■ **SET PROBLEM**
From the listing below, extract each line containing the string "title".

━━━ GIVEN ENTRIES ━━━

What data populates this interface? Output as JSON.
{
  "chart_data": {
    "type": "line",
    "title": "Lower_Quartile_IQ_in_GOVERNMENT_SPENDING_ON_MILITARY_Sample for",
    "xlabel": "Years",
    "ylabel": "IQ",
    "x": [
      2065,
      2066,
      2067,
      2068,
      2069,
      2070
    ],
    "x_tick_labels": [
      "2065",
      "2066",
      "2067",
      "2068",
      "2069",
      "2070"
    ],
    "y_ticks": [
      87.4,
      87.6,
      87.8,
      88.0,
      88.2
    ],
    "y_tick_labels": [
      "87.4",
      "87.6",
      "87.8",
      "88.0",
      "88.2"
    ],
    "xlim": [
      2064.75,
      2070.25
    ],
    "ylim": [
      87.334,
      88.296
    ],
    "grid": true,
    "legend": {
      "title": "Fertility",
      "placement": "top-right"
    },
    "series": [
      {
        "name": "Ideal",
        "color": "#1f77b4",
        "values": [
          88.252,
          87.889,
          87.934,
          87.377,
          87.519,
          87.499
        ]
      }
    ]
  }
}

━━━

■ **COMPLETED TASK**
    "title": "Lower_Quartile_IQ_in_GOVERNMENT_SPENDING_ON_MILITARY_Sample for",
      "title": "Fertility",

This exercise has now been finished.